Restate the listing that follows word for word, without its pictures.

■ ■ ■ ■ ■

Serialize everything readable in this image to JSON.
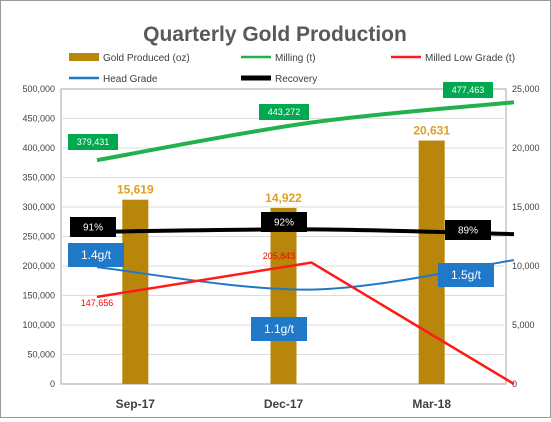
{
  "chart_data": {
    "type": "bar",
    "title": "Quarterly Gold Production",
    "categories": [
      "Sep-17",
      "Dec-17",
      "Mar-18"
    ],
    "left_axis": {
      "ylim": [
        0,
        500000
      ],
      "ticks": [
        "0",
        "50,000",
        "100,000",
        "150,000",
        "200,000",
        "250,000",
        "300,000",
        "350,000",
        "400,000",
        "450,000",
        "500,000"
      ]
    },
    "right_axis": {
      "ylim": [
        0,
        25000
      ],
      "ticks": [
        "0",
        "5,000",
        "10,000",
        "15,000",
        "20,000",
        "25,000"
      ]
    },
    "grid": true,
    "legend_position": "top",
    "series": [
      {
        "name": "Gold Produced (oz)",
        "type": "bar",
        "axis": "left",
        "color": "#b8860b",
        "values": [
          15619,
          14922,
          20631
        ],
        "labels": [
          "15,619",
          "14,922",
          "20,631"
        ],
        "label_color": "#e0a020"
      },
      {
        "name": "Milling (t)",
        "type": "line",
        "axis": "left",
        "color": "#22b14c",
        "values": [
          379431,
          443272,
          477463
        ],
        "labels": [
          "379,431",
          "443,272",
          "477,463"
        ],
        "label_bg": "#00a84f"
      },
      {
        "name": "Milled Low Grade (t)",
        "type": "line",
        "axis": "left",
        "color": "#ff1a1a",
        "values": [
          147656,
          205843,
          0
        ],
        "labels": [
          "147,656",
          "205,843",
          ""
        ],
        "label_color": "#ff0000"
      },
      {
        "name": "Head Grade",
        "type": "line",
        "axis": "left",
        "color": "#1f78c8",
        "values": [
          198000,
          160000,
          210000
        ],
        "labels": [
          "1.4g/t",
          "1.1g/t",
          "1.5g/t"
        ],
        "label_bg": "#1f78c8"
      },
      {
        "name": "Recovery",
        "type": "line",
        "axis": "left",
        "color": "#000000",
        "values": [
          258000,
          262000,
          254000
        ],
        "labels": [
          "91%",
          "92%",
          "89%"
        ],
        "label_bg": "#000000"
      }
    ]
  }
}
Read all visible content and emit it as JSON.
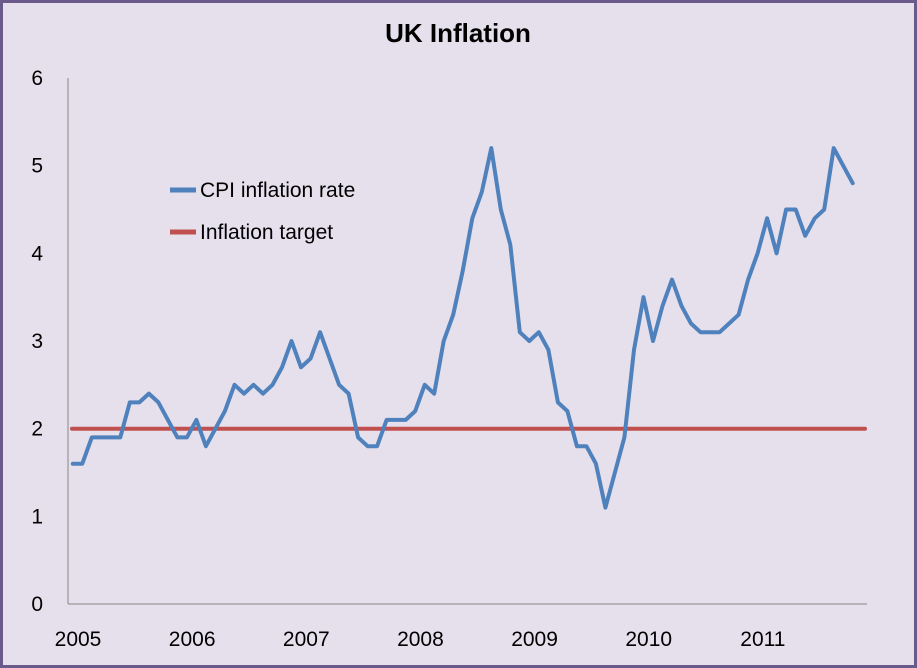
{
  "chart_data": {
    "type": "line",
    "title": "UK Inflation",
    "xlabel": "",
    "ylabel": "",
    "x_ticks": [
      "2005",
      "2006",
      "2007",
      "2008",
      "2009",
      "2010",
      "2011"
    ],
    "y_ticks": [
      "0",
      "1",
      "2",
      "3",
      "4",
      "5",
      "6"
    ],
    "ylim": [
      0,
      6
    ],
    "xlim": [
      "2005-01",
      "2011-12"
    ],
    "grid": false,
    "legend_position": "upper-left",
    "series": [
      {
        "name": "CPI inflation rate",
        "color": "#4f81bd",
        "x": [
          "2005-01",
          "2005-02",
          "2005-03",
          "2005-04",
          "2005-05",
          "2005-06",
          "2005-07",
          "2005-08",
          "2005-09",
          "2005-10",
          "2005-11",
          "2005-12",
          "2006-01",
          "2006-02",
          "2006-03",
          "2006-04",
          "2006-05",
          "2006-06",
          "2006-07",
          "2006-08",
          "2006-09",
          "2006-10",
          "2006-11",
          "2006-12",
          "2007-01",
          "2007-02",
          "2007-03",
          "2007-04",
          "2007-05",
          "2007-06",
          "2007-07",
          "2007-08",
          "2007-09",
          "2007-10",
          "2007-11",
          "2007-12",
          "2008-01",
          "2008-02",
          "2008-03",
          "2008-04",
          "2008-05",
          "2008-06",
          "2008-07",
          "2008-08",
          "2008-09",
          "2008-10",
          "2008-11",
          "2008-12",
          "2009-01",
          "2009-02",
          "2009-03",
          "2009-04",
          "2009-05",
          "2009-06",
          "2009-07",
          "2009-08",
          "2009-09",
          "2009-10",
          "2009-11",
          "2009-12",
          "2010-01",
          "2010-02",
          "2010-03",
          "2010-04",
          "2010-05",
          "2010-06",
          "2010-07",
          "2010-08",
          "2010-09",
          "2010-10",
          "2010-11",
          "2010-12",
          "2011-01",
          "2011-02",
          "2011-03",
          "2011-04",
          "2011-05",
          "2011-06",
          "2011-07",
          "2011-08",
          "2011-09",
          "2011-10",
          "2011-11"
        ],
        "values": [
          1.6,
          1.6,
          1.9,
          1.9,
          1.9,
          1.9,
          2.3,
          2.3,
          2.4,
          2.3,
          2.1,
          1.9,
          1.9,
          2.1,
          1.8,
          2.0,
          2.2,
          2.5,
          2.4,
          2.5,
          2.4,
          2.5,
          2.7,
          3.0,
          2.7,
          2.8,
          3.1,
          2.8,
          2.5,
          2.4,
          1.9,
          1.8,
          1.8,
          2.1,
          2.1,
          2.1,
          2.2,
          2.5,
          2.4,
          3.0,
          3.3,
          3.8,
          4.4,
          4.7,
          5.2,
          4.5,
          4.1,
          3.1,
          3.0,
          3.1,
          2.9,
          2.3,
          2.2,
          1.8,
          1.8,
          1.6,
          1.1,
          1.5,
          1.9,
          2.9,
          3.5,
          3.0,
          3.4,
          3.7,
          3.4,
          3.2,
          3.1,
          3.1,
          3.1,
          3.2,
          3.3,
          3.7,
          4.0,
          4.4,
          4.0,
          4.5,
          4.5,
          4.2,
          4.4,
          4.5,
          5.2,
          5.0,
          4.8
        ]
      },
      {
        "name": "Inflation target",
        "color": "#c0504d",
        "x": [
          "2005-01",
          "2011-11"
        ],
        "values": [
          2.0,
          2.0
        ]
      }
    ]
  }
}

■ ■ ■ ■ ■

▶ [Solved problem]:
Serialize everything readable in this image to JSON.
{
  "chart_data": {
    "type": "bar",
    "title": "Quarterly Gold Production",
    "categories": [
      "Sep-17",
      "Dec-17",
      "Mar-18"
    ],
    "left_axis": {
      "ylim": [
        0,
        500000
      ],
      "ticks": [
        "0",
        "50,000",
        "100,000",
        "150,000",
        "200,000",
        "250,000",
        "300,000",
        "350,000",
        "400,000",
        "450,000",
        "500,000"
      ]
    },
    "right_axis": {
      "ylim": [
        0,
        25000
      ],
      "ticks": [
        "0",
        "5,000",
        "10,000",
        "15,000",
        "20,000",
        "25,000"
      ]
    },
    "grid": true,
    "legend_position": "top",
    "series": [
      {
        "name": "Gold Produced (oz)",
        "type": "bar",
        "axis": "left",
        "color": "#b8860b",
        "values": [
          15619,
          14922,
          20631
        ],
        "labels": [
          "15,619",
          "14,922",
          "20,631"
        ],
        "label_color": "#e0a020"
      },
      {
        "name": "Milling (t)",
        "type": "line",
        "axis": "left",
        "color": "#22b14c",
        "values": [
          379431,
          443272,
          477463
        ],
        "labels": [
          "379,431",
          "443,272",
          "477,463"
        ],
        "label_bg": "#00a84f"
      },
      {
        "name": "Milled Low Grade (t)",
        "type": "line",
        "axis": "left",
        "color": "#ff1a1a",
        "values": [
          147656,
          205843,
          0
        ],
        "labels": [
          "147,656",
          "205,843",
          ""
        ],
        "label_color": "#ff0000"
      },
      {
        "name": "Head Grade",
        "type": "line",
        "axis": "left",
        "color": "#1f78c8",
        "values": [
          198000,
          160000,
          210000
        ],
        "labels": [
          "1.4g/t",
          "1.1g/t",
          "1.5g/t"
        ],
        "label_bg": "#1f78c8"
      },
      {
        "name": "Recovery",
        "type": "line",
        "axis": "left",
        "color": "#000000",
        "values": [
          258000,
          262000,
          254000
        ],
        "labels": [
          "91%",
          "92%",
          "89%"
        ],
        "label_bg": "#000000"
      }
    ]
  }
}
Read all visible content and emit it as JSON.
{
  "chart_data": {
    "type": "line",
    "title": "UK Inflation",
    "xlabel": "",
    "ylabel": "",
    "x_ticks": [
      "2005",
      "2006",
      "2007",
      "2008",
      "2009",
      "2010",
      "2011"
    ],
    "y_ticks": [
      "0",
      "1",
      "2",
      "3",
      "4",
      "5",
      "6"
    ],
    "ylim": [
      0,
      6
    ],
    "xlim": [
      "2005-01",
      "2011-12"
    ],
    "grid": false,
    "legend_position": "upper-left",
    "series": [
      {
        "name": "CPI inflation rate",
        "color": "#4f81bd",
        "x": [
          "2005-01",
          "2005-02",
          "2005-03",
          "2005-04",
          "2005-05",
          "2005-06",
          "2005-07",
          "2005-08",
          "2005-09",
          "2005-10",
          "2005-11",
          "2005-12",
          "2006-01",
          "2006-02",
          "2006-03",
          "2006-04",
          "2006-05",
          "2006-06",
          "2006-07",
          "2006-08",
          "2006-09",
          "2006-10",
          "2006-11",
          "2006-12",
          "2007-01",
          "2007-02",
          "2007-03",
          "2007-04",
          "2007-05",
          "2007-06",
          "2007-07",
          "2007-08",
          "2007-09",
          "2007-10",
          "2007-11",
          "2007-12",
          "2008-01",
          "2008-02",
          "2008-03",
          "2008-04",
          "2008-05",
          "2008-06",
          "2008-07",
          "2008-08",
          "2008-09",
          "2008-10",
          "2008-11",
          "2008-12",
          "2009-01",
          "2009-02",
          "2009-03",
          "2009-04",
          "2009-05",
          "2009-06",
          "2009-07",
          "2009-08",
          "2009-09",
          "2009-10",
          "2009-11",
          "2009-12",
          "2010-01",
          "2010-02",
          "2010-03",
          "2010-04",
          "2010-05",
          "2010-06",
          "2010-07",
          "2010-08",
          "2010-09",
          "2010-10",
          "2010-11",
          "2010-12",
          "2011-01",
          "2011-02",
          "2011-03",
          "2011-04",
          "2011-05",
          "2011-06",
          "2011-07",
          "2011-08",
          "2011-09",
          "2011-10",
          "2011-11"
        ],
        "values": [
          1.6,
          1.6,
          1.9,
          1.9,
          1.9,
          1.9,
          2.3,
          2.3,
          2.4,
          2.3,
          2.1,
          1.9,
          1.9,
          2.1,
          1.8,
          2.0,
          2.2,
          2.5,
          2.4,
          2.5,
          2.4,
          2.5,
          2.7,
          3.0,
          2.7,
          2.8,
          3.1,
          2.8,
          2.5,
          2.4,
          1.9,
          1.8,
          1.8,
          2.1,
          2.1,
          2.1,
          2.2,
          2.5,
          2.4,
          3.0,
          3.3,
          3.8,
          4.4,
          4.7,
          5.2,
          4.5,
          4.1,
          3.1,
          3.0,
          3.1,
          2.9,
          2.3,
          2.2,
          1.8,
          1.8,
          1.6,
          1.1,
          1.5,
          1.9,
          2.9,
          3.5,
          3.0,
          3.4,
          3.7,
          3.4,
          3.2,
          3.1,
          3.1,
          3.1,
          3.2,
          3.3,
          3.7,
          4.0,
          4.4,
          4.0,
          4.5,
          4.5,
          4.2,
          4.4,
          4.5,
          5.2,
          5.0,
          4.8
        ]
      },
      {
        "name": "Inflation target",
        "color": "#c0504d",
        "x": [
          "2005-01",
          "2011-11"
        ],
        "values": [
          2.0,
          2.0
        ]
      }
    ]
  }
}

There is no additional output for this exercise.